■ TASK STATEMENT: Copy out the records precisely, omitting pictures.

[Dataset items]
##############################

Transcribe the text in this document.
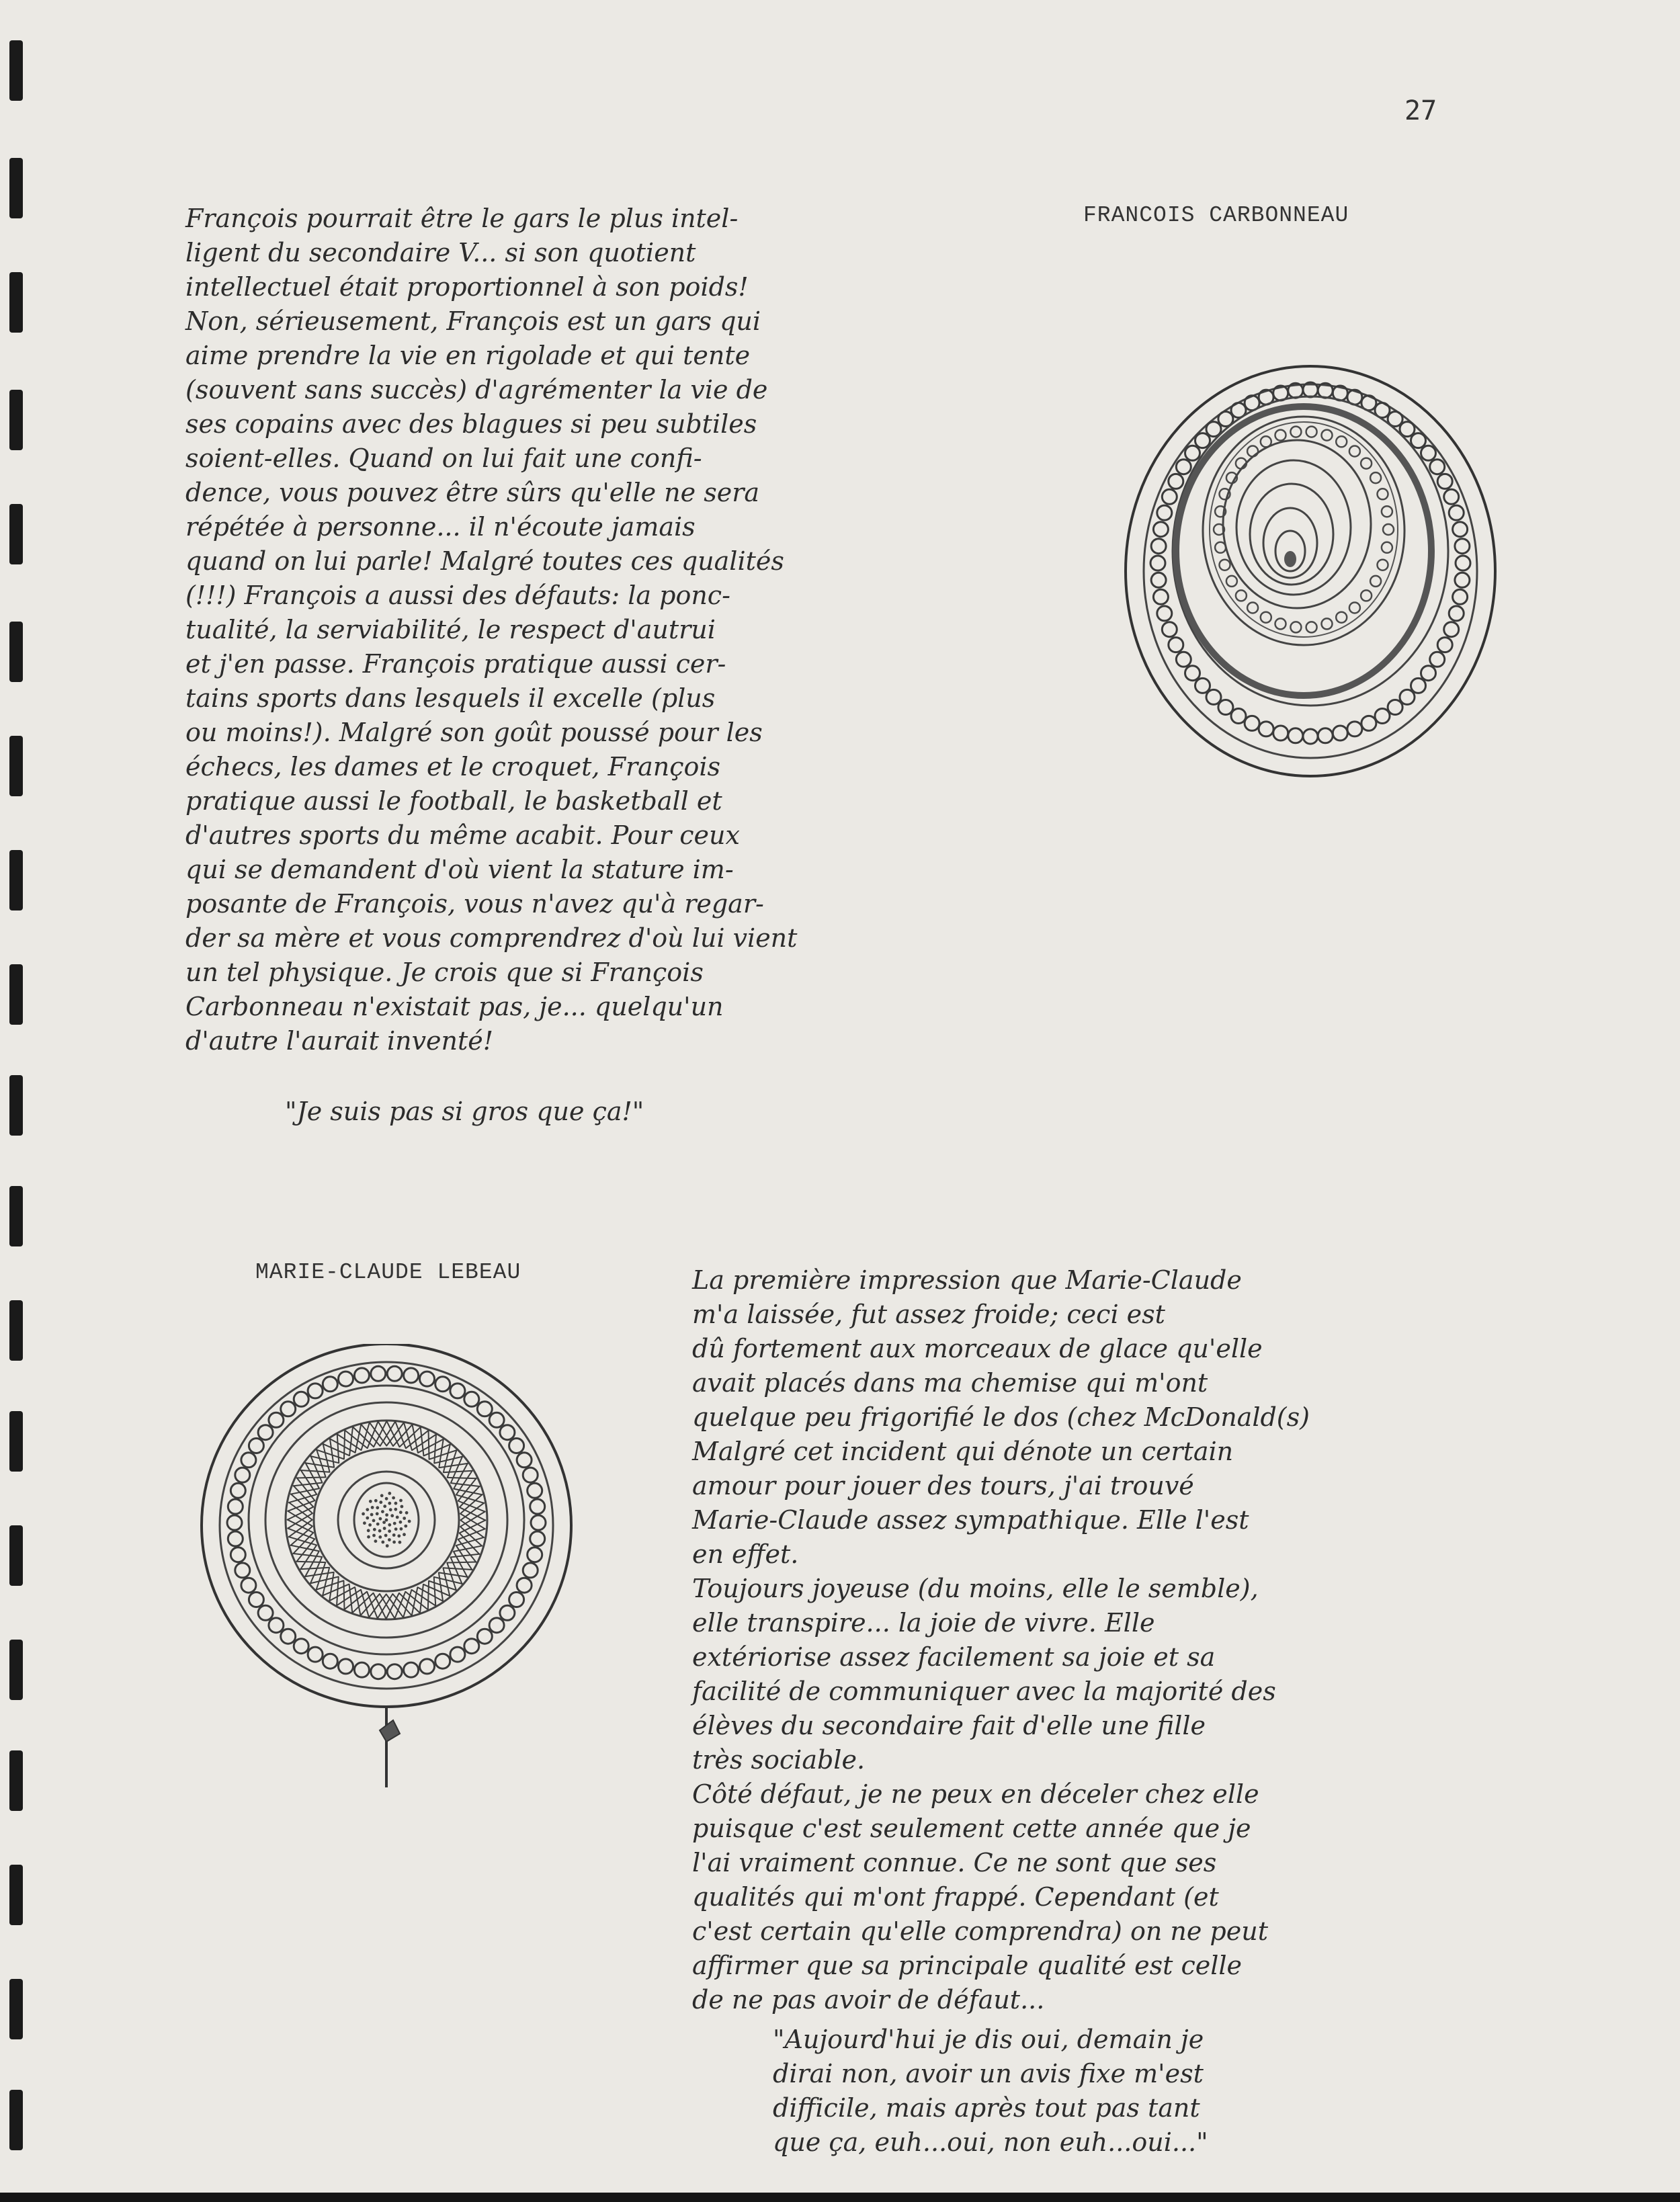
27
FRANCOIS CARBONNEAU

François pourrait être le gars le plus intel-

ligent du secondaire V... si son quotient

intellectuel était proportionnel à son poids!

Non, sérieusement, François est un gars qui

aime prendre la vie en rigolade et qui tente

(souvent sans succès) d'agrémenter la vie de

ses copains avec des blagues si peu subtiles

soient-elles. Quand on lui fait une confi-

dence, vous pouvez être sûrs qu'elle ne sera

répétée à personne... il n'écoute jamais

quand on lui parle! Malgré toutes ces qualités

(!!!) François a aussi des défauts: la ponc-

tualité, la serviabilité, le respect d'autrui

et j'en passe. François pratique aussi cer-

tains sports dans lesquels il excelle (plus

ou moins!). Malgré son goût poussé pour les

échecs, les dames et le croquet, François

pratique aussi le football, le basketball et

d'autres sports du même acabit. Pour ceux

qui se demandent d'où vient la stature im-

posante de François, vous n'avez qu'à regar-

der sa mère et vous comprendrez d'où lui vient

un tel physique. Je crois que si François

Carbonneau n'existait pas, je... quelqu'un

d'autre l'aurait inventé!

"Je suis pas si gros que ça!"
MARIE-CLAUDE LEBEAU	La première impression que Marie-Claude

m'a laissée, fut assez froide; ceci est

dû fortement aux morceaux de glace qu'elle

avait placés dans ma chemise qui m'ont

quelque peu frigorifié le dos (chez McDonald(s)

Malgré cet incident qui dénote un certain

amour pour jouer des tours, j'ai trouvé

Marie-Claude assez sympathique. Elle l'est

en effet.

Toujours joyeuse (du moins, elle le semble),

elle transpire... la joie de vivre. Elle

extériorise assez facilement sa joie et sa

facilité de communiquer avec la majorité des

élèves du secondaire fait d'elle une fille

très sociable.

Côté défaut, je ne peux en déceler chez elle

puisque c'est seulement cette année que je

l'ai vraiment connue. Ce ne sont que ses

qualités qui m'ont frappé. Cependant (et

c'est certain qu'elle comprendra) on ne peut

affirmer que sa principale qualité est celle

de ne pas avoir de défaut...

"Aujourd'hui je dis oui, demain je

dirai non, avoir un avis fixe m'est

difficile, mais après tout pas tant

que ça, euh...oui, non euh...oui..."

##############################

■ RIGHT ANSWER:
Transcribe the text in this document.
27
FRANCOIS CARBONNEAU

François pourrait être le gars le plus intel-

ligent du secondaire V... si son quotient

intellectuel était proportionnel à son poids!

Non, sérieusement, François est un gars qui

aime prendre la vie en rigolade et qui tente

(souvent sans succès) d'agrémenter la vie de

ses copains avec des blagues si peu subtiles

soient-elles. Quand on lui fait une confi-

dence, vous pouvez être sûrs qu'elle ne sera

répétée à personne... il n'écoute jamais

quand on lui parle! Malgré toutes ces qualités

(!!!) François a aussi des défauts: la ponc-

tualité, la serviabilité, le respect d'autrui

et j'en passe. François pratique aussi cer-

tains sports dans lesquels il excelle (plus

ou moins!). Malgré son goût poussé pour les

échecs, les dames et le croquet, François

pratique aussi le football, le basketball et

d'autres sports du même acabit. Pour ceux

qui se demandent d'où vient la stature im-

posante de François, vous n'avez qu'à regar-

der sa mère et vous comprendrez d'où lui vient

un tel physique. Je crois que si François

Carbonneau n'existait pas, je... quelqu'un

d'autre l'aurait inventé!

"Je suis pas si gros que ça!"
MARIE-CLAUDE LEBEAU	La première impression que Marie-Claude

m'a laissée, fut assez froide; ceci est

dû fortement aux morceaux de glace qu'elle

avait placés dans ma chemise qui m'ont

quelque peu frigorifié le dos (chez McDonald(s)

Malgré cet incident qui dénote un certain

amour pour jouer des tours, j'ai trouvé

Marie-Claude assez sympathique. Elle l'est

en effet.

Toujours joyeuse (du moins, elle le semble),

elle transpire... la joie de vivre. Elle

extériorise assez facilement sa joie et sa

facilité de communiquer avec la majorité des

élèves du secondaire fait d'elle une fille

très sociable.

Côté défaut, je ne peux en déceler chez elle

puisque c'est seulement cette année que je

l'ai vraiment connue. Ce ne sont que ses

qualités qui m'ont frappé. Cependant (et

c'est certain qu'elle comprendra) on ne peut

affirmer que sa principale qualité est celle

de ne pas avoir de défaut...

"Aujourd'hui je dis oui, demain je

dirai non, avoir un avis fixe m'est

difficile, mais après tout pas tant

que ça, euh...oui, non euh...oui..."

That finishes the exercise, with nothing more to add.